Composite of Homeomorphisms between Metric Spaces is Homeomorphism
Theorem
Let $M_1, M_2, M_3$ be metric spaces.
Let $f: M_1 \to M_2$ and $g: M_2 \to M_3$ be homeomorphisms.
Then $g \circ f: M_1 \to M_3$ is also a homeomorphism.
Proof
By definition of homeomorphism, $f$ and $g$ are both bijections.
From Composite of Bijections is Bijection it follows that $g \circ f$ is also a bijection.
Similarly, also by definition of homeomorphism, $f$ and $g$ are both continuous mappings.
From Composite of Continuous Mappings on Metric Spaces is Continuous it follows that $g \circ f$ is also a continuous mapping.
From Inverse of Bijection is Bijection, $f^{-1}: M_2 \to M_1$ and $g^{-1}: M_3 \to M_2$ are also both bijections.
From Composite of Bijections is Bijection it follows that $f^{-1} \circ g^{-1} : M_3 \to M_1$ is also a bijection.
By definition of homeomorphism, $f^{-1}$ and $g^{-1}$ are both continuous mappings.
Again from Composite of Continuous Mappings on Metric Spaces is Continuous it follows that $f^{-1} \circ g^{-1}$ is also a continuous mapping.
Hence the result, from definition of homeomorphism.
$\blacksquare$

INFORMATION PROVIDED:
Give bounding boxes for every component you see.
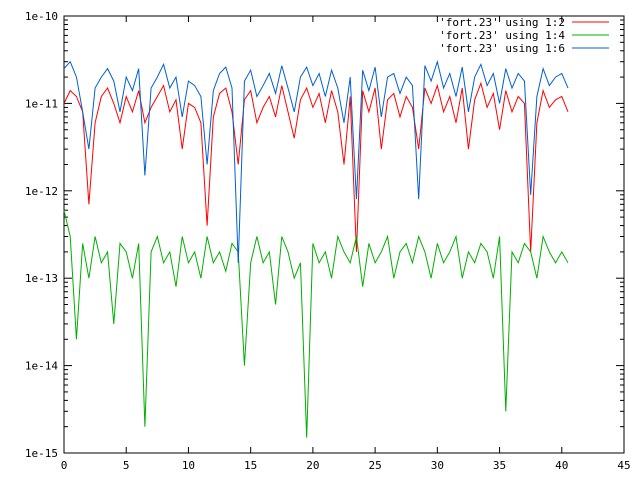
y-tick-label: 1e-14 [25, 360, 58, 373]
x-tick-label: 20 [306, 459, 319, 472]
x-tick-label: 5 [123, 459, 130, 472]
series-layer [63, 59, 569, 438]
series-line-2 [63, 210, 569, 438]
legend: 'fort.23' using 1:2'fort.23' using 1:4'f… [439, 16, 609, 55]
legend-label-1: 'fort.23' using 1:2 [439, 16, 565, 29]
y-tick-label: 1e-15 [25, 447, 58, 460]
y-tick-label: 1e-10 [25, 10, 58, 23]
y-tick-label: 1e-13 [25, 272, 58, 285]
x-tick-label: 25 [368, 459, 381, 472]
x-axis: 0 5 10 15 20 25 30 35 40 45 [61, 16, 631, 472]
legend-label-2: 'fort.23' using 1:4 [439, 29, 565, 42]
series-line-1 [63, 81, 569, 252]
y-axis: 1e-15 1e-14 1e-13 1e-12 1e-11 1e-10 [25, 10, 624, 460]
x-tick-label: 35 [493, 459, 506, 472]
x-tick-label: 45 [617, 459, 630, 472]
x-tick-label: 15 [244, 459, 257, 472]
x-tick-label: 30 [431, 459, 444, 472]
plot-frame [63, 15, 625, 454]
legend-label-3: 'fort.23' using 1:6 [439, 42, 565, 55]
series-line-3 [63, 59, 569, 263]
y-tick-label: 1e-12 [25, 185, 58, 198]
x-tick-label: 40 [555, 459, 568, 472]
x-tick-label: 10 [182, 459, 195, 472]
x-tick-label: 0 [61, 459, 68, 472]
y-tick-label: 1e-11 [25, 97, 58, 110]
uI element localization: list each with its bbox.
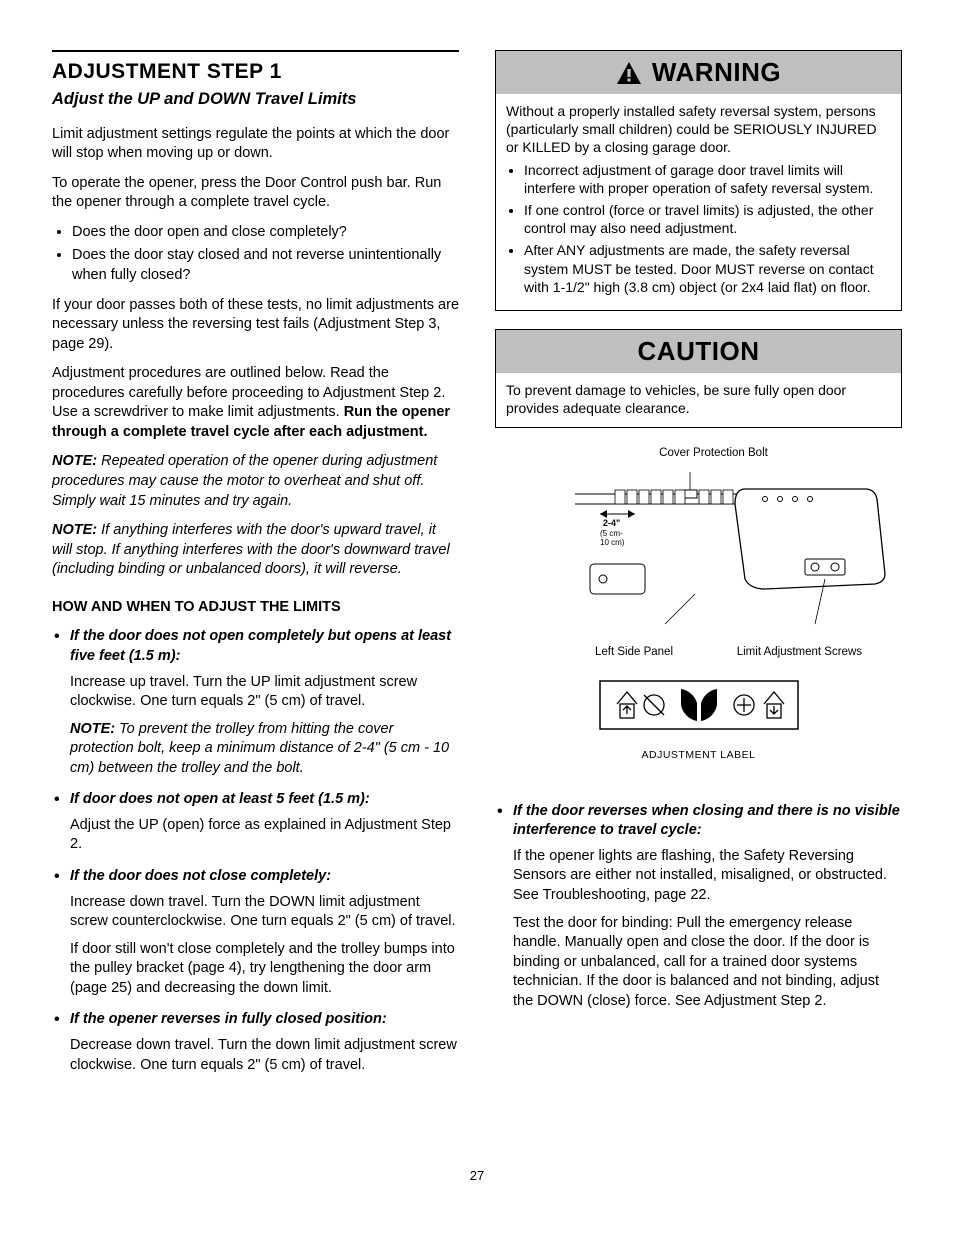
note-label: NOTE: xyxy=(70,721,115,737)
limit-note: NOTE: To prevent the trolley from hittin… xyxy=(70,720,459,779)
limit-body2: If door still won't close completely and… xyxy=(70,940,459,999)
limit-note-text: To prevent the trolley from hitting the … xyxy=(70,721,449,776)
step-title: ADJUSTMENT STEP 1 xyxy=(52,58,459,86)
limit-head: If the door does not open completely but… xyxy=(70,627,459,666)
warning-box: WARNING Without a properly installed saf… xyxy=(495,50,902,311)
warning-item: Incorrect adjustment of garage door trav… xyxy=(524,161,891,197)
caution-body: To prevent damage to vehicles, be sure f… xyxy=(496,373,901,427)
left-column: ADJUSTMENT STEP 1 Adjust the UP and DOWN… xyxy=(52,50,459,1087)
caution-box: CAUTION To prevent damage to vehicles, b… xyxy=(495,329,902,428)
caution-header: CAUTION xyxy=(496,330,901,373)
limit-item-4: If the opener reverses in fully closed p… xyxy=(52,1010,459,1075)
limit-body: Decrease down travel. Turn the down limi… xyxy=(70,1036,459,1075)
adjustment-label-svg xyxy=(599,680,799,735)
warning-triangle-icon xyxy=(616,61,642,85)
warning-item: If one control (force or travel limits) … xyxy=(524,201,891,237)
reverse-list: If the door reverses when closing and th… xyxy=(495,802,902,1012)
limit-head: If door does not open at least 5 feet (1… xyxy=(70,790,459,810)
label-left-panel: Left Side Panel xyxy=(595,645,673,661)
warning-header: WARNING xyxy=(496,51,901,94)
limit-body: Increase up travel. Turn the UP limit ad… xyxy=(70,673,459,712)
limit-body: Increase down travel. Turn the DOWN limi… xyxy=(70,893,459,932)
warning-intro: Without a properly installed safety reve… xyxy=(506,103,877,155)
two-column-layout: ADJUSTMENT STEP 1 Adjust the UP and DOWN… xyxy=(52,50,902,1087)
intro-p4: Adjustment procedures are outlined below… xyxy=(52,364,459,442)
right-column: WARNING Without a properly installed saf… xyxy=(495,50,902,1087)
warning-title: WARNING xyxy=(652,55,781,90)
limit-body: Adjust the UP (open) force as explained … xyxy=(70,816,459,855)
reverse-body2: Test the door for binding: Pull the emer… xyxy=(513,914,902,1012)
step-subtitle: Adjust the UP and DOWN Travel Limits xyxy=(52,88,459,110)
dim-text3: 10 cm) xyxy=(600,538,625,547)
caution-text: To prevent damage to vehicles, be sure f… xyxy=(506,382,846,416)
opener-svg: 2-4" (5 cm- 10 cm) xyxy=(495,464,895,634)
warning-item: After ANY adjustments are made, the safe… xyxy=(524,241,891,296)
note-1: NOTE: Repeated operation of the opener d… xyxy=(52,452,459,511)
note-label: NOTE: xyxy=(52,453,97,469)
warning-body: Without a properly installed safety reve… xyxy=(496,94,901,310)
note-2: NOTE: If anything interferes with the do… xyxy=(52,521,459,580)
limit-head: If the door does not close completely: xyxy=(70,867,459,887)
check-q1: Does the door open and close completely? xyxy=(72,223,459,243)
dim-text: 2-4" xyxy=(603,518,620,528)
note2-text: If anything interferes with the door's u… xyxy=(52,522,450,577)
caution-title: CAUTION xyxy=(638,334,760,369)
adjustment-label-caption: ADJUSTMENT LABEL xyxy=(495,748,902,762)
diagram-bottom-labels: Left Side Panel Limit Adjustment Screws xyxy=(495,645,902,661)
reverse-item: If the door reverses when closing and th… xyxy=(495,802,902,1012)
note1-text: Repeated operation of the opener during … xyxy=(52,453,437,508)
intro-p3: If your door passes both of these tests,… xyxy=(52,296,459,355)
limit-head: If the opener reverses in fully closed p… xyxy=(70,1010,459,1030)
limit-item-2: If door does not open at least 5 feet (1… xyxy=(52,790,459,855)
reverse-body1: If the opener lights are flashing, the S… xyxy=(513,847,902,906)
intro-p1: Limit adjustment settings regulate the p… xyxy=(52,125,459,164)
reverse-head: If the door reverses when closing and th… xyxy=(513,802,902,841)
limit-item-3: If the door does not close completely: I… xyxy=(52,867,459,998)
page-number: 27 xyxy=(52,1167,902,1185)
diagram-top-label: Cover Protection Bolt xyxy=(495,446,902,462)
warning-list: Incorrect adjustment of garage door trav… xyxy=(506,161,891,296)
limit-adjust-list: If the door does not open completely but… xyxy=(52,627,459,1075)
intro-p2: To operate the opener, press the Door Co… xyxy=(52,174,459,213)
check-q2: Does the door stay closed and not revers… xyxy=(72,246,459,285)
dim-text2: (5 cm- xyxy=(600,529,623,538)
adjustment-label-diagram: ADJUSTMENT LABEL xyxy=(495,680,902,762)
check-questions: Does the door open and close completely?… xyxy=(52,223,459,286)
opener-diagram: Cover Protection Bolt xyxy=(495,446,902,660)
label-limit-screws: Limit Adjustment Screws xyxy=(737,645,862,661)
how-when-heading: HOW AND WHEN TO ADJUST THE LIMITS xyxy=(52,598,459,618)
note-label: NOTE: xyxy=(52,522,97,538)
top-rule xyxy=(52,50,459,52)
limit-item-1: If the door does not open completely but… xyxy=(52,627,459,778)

==

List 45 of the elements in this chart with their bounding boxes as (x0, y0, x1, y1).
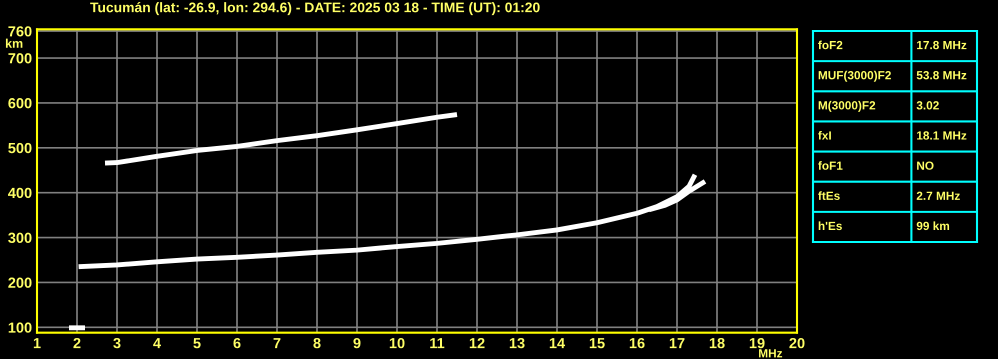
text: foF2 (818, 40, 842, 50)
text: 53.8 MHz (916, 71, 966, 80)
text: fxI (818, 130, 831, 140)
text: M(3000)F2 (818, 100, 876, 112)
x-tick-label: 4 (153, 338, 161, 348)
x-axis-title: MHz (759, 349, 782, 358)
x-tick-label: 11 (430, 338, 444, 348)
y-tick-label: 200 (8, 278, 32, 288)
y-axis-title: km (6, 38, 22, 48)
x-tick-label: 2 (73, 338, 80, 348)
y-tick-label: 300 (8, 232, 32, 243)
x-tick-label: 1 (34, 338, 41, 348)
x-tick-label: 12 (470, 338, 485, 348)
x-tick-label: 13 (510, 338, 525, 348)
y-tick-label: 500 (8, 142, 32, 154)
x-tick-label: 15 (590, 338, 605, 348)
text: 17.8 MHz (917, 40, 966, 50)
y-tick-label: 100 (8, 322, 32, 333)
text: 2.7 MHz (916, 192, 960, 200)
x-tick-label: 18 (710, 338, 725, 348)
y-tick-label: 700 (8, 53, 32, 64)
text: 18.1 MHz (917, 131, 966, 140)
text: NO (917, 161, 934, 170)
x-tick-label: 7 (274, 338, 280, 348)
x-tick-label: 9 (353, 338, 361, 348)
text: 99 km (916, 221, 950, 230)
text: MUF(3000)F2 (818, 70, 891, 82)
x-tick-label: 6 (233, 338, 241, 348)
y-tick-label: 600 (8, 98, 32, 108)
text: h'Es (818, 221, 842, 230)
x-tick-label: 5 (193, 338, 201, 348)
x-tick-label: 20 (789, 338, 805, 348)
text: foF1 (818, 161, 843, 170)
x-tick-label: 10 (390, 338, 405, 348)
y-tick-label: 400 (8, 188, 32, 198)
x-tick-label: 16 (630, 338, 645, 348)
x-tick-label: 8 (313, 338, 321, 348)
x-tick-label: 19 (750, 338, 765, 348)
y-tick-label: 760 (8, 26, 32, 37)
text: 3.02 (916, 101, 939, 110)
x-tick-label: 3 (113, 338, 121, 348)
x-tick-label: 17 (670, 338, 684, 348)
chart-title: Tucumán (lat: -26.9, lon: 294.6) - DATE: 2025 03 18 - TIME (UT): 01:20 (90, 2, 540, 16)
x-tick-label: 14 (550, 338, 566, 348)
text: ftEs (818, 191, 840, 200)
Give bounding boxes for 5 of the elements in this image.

--

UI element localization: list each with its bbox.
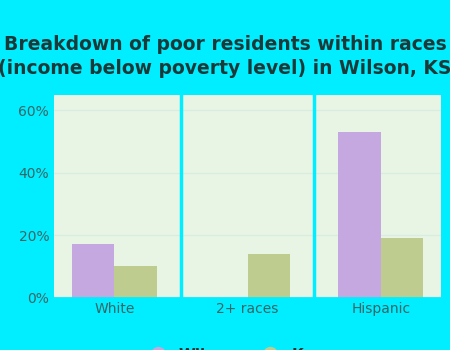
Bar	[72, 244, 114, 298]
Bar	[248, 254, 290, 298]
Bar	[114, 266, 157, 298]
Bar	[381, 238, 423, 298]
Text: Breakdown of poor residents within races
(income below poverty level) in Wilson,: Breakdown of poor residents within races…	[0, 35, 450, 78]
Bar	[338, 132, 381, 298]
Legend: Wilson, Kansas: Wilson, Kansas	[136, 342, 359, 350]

EXERCISE DIRECTIONS:
Check each statement against the homeomorphism proof above. Answer yes or no, and quote the words from it that settle the question. (a) The proof uses the fact that the inverse of a bijection is a bijection to show that $f^{-1}$ and $g^{-1}$ are bijections. (b) The theorem requires only $M_1$ and $M_3$ to be metric spaces. (c) The proof gets the continuity of $f^{-1}$ and $g^{-1}$ from the definition of homeomorphism.

ANSWER TO THIS TASK:
(a) Yes: "From Inverse of Bijection is Bijection, $f^{-1}: M_2 \to M_1$ and $g^{-1}: M_3 \to M_2$ are also both bijections."
(b) No: "Let $M_1, M_2, M_3$ be metric spaces."
(c) Yes: "By definition of homeomorphism, $f^{-1}$ and $g^{-1}$ are both continuous mappings."